* DO THIS *
Set down the records once more, please, exactly and with the pictures left out.

□ □ □ □ □ □ □

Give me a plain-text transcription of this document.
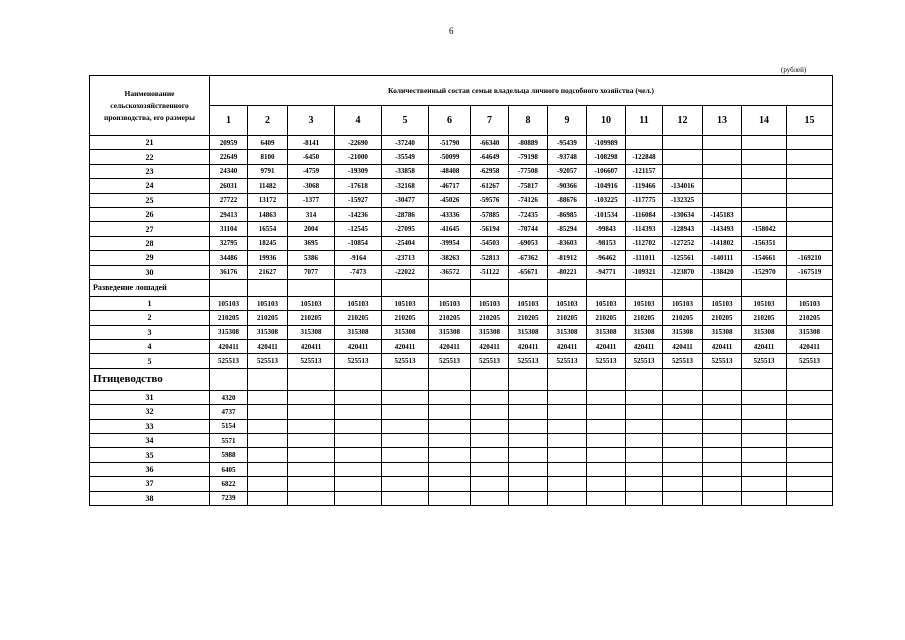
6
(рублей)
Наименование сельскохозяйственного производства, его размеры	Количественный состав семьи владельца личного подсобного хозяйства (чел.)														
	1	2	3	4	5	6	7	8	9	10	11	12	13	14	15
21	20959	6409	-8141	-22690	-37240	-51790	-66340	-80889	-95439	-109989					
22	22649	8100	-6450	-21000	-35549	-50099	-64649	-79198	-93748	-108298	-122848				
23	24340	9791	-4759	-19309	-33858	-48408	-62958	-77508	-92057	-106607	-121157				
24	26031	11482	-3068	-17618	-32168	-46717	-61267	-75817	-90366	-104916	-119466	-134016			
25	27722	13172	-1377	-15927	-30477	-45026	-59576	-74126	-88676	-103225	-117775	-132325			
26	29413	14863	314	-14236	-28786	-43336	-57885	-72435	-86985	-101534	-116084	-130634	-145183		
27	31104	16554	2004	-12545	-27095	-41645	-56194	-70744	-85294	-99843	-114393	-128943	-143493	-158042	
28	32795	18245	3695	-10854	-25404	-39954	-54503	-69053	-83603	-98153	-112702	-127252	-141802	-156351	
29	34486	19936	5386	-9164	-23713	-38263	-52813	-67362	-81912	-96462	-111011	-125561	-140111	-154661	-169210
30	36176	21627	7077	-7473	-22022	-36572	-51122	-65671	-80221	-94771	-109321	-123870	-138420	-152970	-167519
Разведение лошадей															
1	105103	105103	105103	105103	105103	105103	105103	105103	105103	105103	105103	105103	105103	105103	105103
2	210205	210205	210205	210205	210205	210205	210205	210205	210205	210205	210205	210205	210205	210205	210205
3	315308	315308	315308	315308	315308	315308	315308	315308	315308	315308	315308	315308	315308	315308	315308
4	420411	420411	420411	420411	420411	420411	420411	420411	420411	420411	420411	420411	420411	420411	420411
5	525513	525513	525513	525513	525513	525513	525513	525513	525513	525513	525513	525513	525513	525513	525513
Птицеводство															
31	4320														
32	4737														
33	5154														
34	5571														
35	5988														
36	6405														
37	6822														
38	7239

□ □ □ □ □ □ □

* ANSWER TO THIS PROBLEM *
Give me a plain-text transcription of this document.
6
(рублей)
Наименование сельскохозяйственного производства, его размеры	Количественный состав семьи владельца личного подсобного хозяйства (чел.)														
	1	2	3	4	5	6	7	8	9	10	11	12	13	14	15
21	20959	6409	-8141	-22690	-37240	-51790	-66340	-80889	-95439	-109989					
22	22649	8100	-6450	-21000	-35549	-50099	-64649	-79198	-93748	-108298	-122848				
23	24340	9791	-4759	-19309	-33858	-48408	-62958	-77508	-92057	-106607	-121157				
24	26031	11482	-3068	-17618	-32168	-46717	-61267	-75817	-90366	-104916	-119466	-134016			
25	27722	13172	-1377	-15927	-30477	-45026	-59576	-74126	-88676	-103225	-117775	-132325			
26	29413	14863	314	-14236	-28786	-43336	-57885	-72435	-86985	-101534	-116084	-130634	-145183		
27	31104	16554	2004	-12545	-27095	-41645	-56194	-70744	-85294	-99843	-114393	-128943	-143493	-158042	
28	32795	18245	3695	-10854	-25404	-39954	-54503	-69053	-83603	-98153	-112702	-127252	-141802	-156351	
29	34486	19936	5386	-9164	-23713	-38263	-52813	-67362	-81912	-96462	-111011	-125561	-140111	-154661	-169210
30	36176	21627	7077	-7473	-22022	-36572	-51122	-65671	-80221	-94771	-109321	-123870	-138420	-152970	-167519
Разведение лошадей															
1	105103	105103	105103	105103	105103	105103	105103	105103	105103	105103	105103	105103	105103	105103	105103
2	210205	210205	210205	210205	210205	210205	210205	210205	210205	210205	210205	210205	210205	210205	210205
3	315308	315308	315308	315308	315308	315308	315308	315308	315308	315308	315308	315308	315308	315308	315308
4	420411	420411	420411	420411	420411	420411	420411	420411	420411	420411	420411	420411	420411	420411	420411
5	525513	525513	525513	525513	525513	525513	525513	525513	525513	525513	525513	525513	525513	525513	525513
Птицеводство															
31	4320														
32	4737														
33	5154														
34	5571														
35	5988														
36	6405														
37	6822														
38	7239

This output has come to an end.